### [Short exercise]
Copy every line of the data that includes the string "this".
==================================================
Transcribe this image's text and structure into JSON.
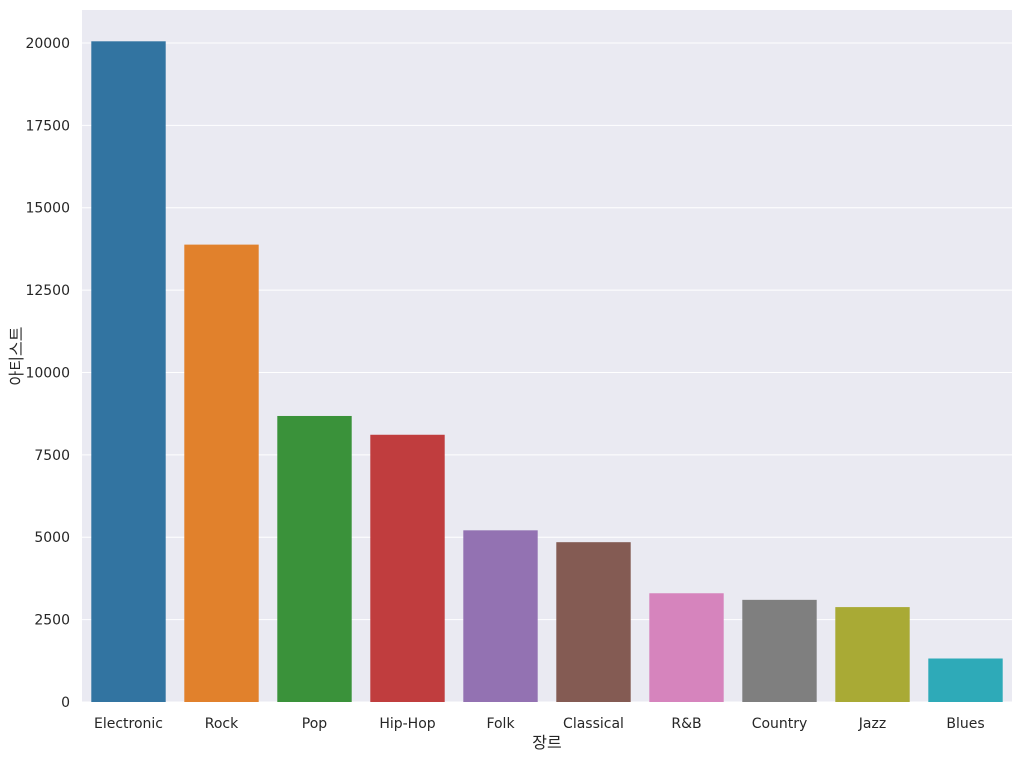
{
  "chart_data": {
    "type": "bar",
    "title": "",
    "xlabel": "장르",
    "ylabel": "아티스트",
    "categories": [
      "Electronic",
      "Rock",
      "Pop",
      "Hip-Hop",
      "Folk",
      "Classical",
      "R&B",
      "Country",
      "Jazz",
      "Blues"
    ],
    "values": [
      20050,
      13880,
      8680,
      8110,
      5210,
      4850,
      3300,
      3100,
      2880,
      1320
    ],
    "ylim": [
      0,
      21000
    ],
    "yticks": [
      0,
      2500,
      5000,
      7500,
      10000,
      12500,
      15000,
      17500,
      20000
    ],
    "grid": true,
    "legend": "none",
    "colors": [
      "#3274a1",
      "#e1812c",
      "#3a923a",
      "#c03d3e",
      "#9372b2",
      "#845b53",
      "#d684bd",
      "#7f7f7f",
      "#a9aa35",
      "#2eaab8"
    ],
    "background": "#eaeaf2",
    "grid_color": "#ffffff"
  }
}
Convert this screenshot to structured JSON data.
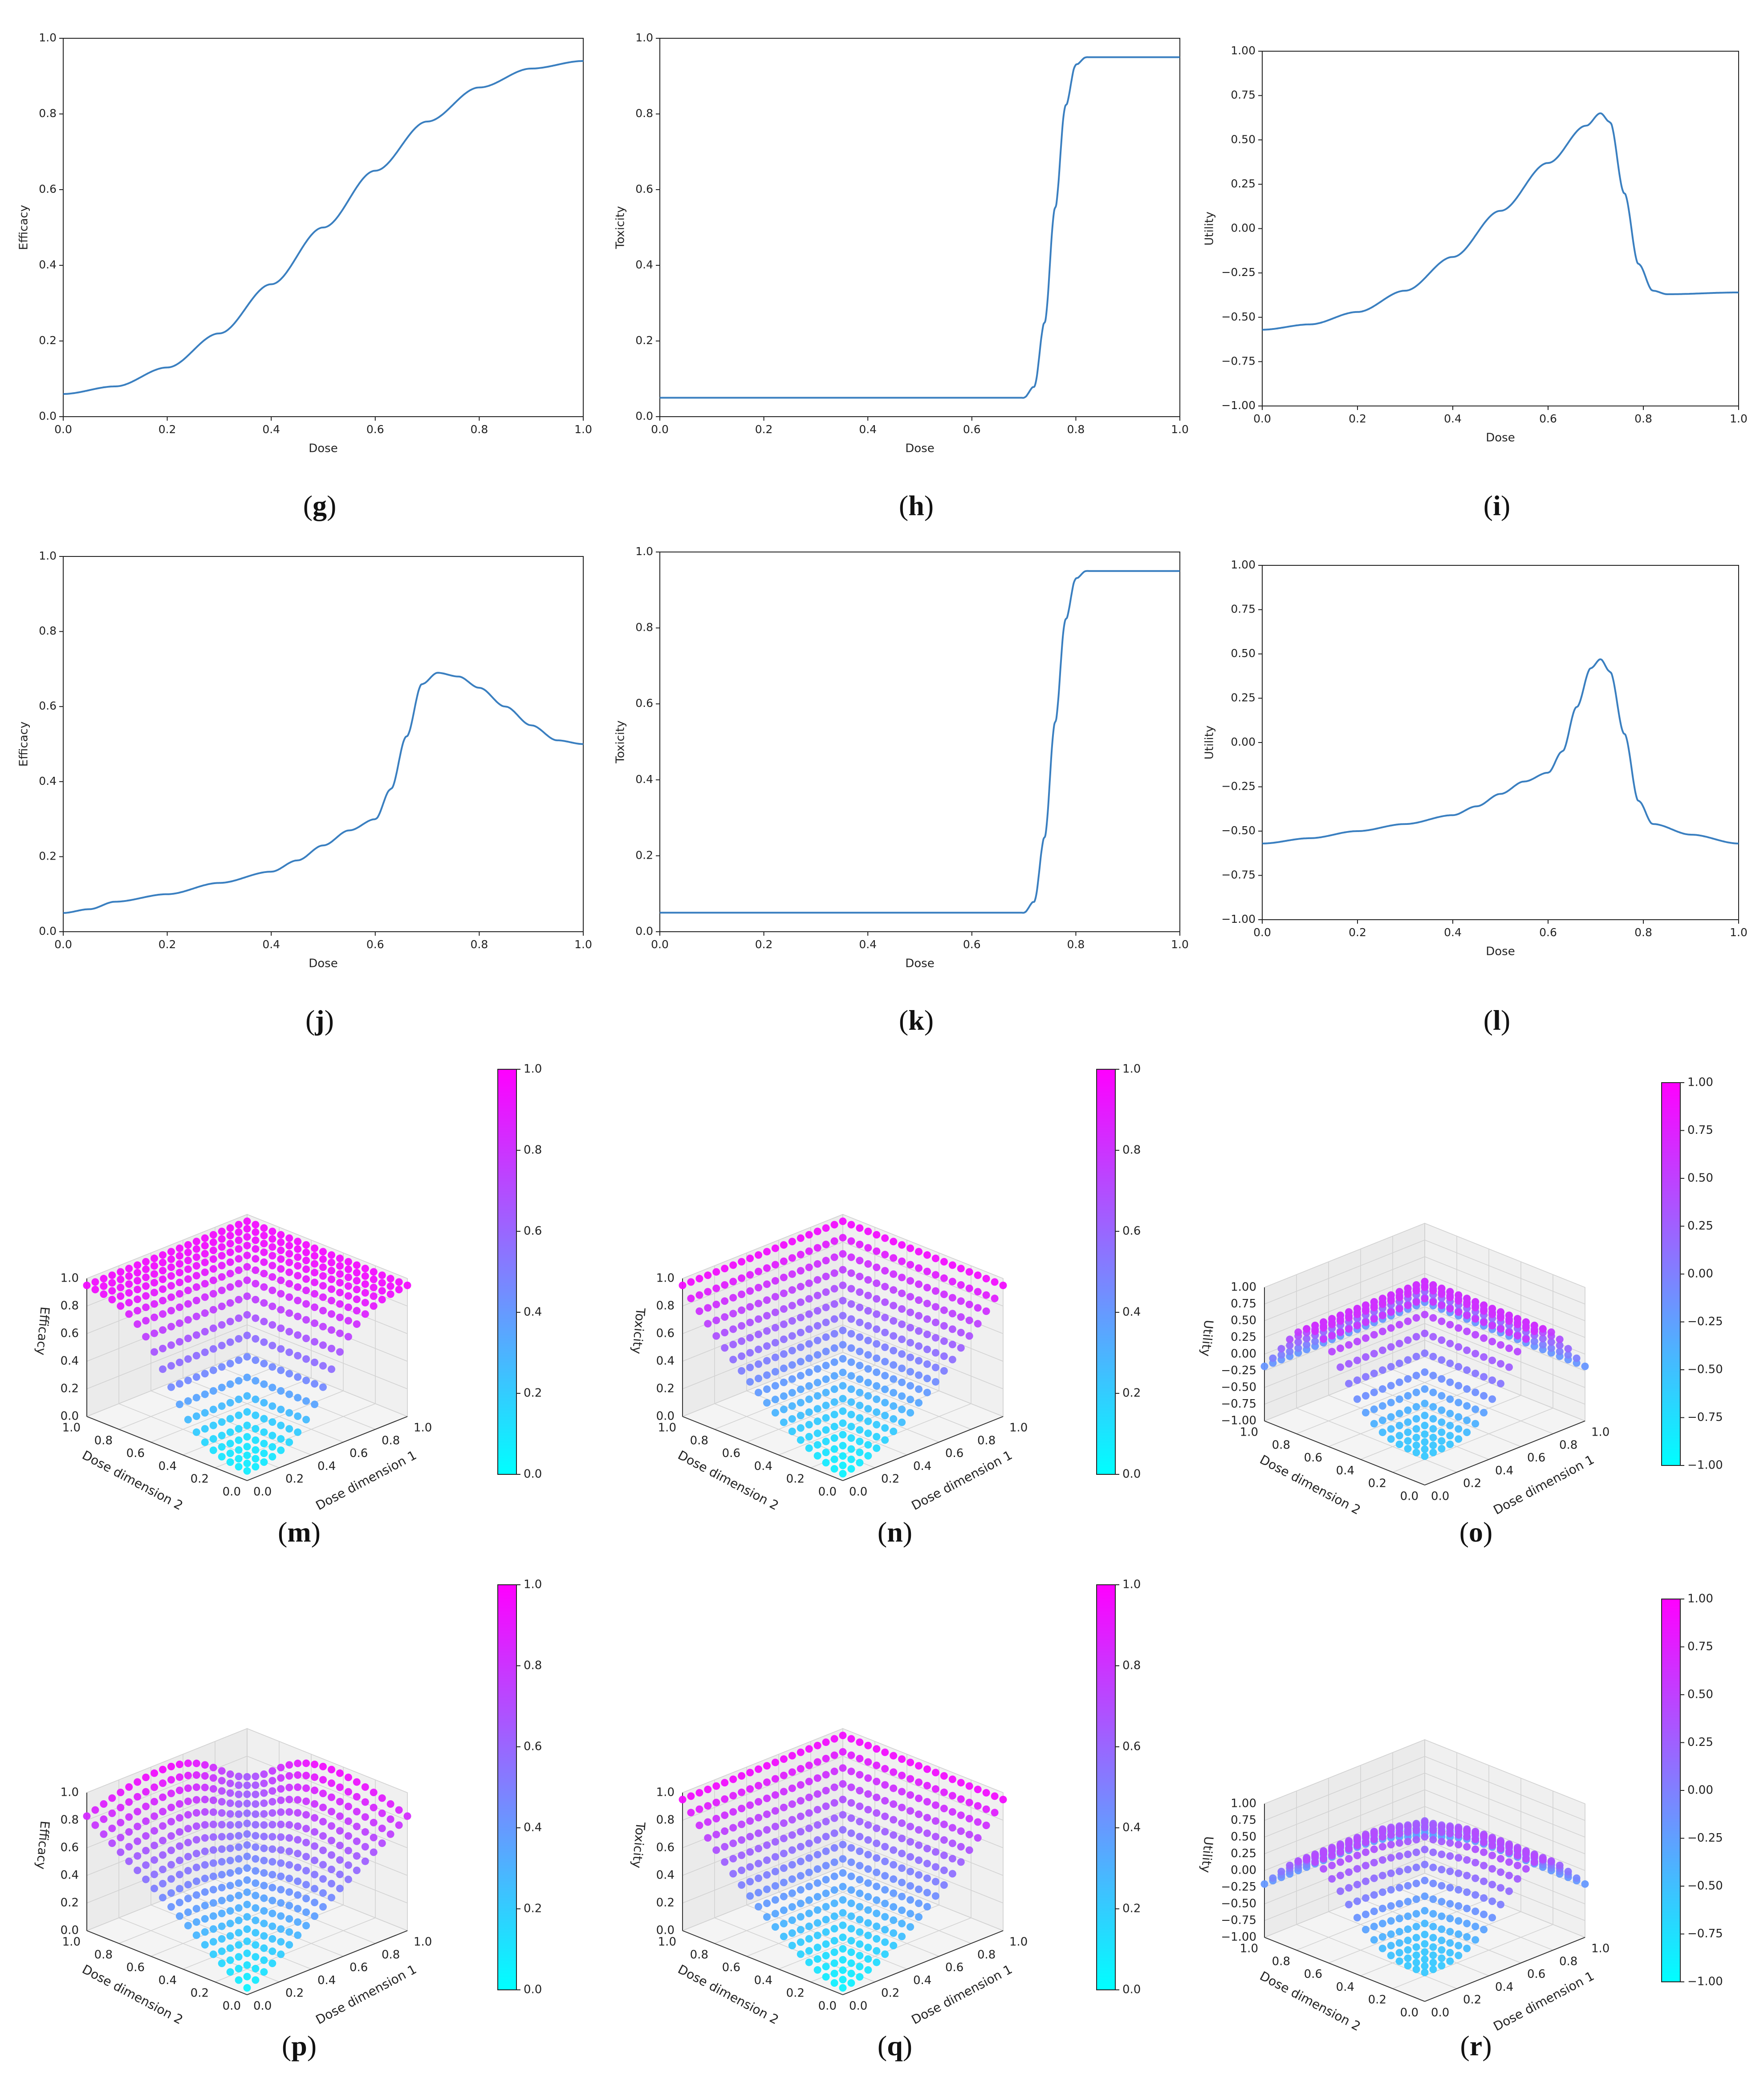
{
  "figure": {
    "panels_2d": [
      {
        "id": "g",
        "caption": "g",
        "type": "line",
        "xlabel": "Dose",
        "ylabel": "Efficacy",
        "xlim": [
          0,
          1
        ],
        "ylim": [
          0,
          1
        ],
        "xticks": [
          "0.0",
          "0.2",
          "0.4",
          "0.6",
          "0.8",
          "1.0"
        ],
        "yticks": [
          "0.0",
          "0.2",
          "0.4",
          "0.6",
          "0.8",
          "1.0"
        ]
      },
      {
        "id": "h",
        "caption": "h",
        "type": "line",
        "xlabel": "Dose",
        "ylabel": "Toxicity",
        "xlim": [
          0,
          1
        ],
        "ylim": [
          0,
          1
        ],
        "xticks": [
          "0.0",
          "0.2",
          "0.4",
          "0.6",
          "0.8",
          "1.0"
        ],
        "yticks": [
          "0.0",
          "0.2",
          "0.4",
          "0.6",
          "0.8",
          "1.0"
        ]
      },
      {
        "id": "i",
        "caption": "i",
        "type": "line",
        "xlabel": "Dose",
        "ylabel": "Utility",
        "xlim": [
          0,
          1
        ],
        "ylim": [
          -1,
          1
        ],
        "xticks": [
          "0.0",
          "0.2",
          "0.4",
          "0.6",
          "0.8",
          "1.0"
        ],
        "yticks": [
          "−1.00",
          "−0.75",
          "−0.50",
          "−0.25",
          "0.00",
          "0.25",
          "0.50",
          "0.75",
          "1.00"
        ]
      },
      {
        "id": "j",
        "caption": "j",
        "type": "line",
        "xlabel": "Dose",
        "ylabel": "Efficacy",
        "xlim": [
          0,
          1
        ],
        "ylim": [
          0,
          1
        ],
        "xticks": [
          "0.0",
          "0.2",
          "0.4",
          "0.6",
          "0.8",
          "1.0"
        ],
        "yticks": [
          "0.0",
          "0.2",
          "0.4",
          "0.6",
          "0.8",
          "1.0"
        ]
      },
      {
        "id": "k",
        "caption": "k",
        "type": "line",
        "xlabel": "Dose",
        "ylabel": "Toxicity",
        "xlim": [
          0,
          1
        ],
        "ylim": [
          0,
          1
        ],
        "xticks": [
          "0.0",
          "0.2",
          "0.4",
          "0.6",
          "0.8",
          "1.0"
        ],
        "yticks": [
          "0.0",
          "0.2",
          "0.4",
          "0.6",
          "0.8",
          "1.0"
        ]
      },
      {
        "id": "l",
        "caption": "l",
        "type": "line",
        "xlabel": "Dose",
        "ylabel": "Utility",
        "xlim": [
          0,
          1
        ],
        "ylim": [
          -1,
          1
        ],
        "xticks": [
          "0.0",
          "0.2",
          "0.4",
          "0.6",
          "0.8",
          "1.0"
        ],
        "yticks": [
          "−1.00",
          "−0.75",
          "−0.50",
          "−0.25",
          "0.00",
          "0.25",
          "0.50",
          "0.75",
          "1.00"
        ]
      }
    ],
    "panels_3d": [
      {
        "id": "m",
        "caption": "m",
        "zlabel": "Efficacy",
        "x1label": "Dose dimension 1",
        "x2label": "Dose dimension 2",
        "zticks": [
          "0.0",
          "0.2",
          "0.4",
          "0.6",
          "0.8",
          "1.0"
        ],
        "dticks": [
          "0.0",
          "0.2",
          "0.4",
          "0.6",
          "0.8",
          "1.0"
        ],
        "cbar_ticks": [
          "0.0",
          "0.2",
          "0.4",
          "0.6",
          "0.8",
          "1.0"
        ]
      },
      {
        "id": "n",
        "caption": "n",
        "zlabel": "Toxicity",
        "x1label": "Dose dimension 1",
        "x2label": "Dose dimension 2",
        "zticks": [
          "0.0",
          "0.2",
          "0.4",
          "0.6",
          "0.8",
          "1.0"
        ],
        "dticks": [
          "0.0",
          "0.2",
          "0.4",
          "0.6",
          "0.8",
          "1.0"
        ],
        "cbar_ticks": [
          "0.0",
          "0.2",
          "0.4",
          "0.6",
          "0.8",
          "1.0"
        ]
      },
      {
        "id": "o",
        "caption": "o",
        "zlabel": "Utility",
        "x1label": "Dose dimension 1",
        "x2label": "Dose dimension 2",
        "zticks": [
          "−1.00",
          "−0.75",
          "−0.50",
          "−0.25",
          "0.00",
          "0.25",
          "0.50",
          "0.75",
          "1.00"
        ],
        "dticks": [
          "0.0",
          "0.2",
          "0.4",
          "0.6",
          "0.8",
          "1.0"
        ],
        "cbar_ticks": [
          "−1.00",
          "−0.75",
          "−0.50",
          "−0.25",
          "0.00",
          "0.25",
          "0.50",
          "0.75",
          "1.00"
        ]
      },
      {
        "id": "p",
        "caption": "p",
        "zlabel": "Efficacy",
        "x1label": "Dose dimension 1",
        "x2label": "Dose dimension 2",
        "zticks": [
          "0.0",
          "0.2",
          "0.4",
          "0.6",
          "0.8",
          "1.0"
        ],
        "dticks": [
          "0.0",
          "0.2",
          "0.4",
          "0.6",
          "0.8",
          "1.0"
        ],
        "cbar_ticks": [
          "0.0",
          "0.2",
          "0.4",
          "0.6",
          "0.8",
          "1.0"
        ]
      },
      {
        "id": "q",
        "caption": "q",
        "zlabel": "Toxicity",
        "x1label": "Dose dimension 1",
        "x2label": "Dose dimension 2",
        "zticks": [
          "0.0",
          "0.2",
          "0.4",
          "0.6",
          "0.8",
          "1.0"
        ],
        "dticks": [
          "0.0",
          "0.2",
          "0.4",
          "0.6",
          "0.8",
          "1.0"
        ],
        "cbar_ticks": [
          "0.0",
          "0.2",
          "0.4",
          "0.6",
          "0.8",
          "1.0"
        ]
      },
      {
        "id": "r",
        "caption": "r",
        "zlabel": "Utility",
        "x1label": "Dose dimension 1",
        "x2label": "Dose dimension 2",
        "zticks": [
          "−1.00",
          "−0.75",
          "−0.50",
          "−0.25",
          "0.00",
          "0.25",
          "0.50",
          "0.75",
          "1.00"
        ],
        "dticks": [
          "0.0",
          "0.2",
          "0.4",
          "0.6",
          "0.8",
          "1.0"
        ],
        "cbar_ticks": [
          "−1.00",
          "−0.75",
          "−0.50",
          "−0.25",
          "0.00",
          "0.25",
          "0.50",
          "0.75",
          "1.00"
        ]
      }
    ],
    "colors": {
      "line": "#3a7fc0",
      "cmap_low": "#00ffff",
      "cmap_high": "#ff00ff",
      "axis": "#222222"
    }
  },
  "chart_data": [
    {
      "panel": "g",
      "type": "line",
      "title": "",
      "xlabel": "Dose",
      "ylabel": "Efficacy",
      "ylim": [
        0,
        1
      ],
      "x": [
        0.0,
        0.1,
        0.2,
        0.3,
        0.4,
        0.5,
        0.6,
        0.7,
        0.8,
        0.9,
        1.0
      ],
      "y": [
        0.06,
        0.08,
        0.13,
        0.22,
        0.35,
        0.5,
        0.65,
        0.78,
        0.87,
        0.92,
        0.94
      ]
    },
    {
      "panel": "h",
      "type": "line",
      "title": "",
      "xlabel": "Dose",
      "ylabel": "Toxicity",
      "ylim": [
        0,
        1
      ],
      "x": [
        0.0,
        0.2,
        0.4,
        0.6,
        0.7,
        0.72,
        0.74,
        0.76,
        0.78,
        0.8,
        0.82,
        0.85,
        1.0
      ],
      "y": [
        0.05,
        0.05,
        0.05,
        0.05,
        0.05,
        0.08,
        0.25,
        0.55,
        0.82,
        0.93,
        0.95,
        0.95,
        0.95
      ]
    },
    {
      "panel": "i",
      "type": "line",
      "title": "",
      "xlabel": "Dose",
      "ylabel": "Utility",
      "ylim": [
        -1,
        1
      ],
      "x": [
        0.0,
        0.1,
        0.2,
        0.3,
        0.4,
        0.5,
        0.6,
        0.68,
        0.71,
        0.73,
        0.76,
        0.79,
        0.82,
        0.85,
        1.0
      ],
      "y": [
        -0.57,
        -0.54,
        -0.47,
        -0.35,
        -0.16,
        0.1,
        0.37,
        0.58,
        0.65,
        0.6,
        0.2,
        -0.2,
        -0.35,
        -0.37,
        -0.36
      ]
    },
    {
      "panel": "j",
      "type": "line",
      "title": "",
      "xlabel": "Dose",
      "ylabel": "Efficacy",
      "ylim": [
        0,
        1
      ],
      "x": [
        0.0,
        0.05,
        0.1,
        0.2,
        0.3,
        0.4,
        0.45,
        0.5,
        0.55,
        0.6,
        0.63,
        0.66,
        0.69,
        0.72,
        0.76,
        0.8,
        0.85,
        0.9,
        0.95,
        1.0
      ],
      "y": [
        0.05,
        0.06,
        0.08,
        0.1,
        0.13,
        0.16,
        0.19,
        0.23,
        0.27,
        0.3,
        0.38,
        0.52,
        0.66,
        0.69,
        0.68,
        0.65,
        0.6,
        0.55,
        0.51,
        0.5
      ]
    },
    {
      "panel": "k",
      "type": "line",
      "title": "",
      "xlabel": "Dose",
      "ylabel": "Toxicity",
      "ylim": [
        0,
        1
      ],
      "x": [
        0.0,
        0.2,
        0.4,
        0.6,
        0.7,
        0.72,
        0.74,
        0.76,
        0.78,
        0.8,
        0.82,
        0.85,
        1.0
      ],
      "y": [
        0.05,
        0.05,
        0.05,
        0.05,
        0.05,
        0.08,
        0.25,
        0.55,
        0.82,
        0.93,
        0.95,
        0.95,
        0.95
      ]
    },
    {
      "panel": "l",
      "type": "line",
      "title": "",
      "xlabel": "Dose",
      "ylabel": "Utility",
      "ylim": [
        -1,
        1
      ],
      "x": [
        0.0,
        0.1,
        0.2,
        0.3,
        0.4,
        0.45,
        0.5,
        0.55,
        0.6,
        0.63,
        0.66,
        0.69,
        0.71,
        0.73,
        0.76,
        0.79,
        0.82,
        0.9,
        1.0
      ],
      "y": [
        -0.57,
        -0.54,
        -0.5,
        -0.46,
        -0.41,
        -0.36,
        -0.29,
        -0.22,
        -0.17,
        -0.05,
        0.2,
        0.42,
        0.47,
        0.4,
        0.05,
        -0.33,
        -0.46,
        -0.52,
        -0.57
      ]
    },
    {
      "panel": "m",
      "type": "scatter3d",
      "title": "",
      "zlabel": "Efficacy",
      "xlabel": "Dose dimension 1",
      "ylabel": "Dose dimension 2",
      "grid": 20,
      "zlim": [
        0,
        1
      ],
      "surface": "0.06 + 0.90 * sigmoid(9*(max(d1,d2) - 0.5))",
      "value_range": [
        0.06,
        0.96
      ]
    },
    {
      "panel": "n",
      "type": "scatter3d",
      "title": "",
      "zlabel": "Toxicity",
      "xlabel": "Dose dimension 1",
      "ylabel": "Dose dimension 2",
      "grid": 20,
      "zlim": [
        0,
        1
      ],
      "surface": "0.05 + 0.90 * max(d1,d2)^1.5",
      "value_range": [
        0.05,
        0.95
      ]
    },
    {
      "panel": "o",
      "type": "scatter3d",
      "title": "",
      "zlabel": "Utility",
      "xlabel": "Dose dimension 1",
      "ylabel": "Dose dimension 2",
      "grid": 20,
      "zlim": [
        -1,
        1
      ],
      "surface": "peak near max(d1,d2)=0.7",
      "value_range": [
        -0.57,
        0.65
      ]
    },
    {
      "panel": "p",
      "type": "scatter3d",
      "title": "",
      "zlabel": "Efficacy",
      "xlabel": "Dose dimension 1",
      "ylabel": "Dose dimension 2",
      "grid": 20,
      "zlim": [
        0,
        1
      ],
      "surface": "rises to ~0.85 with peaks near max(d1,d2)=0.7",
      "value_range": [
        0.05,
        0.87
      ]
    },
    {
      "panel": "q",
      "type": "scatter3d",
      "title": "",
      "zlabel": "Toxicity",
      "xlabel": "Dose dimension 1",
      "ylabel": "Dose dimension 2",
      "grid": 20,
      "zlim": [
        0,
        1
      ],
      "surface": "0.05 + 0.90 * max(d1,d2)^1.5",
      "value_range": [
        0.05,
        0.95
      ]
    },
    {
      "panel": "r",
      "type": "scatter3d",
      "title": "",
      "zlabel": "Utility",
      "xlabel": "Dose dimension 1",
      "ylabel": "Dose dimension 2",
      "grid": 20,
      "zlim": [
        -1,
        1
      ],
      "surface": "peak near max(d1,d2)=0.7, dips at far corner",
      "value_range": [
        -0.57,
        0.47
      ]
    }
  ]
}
==================================================
### [The answer]
Transcribe this image's text and structure into JSON.
Convert this screenshot to structured JSON data.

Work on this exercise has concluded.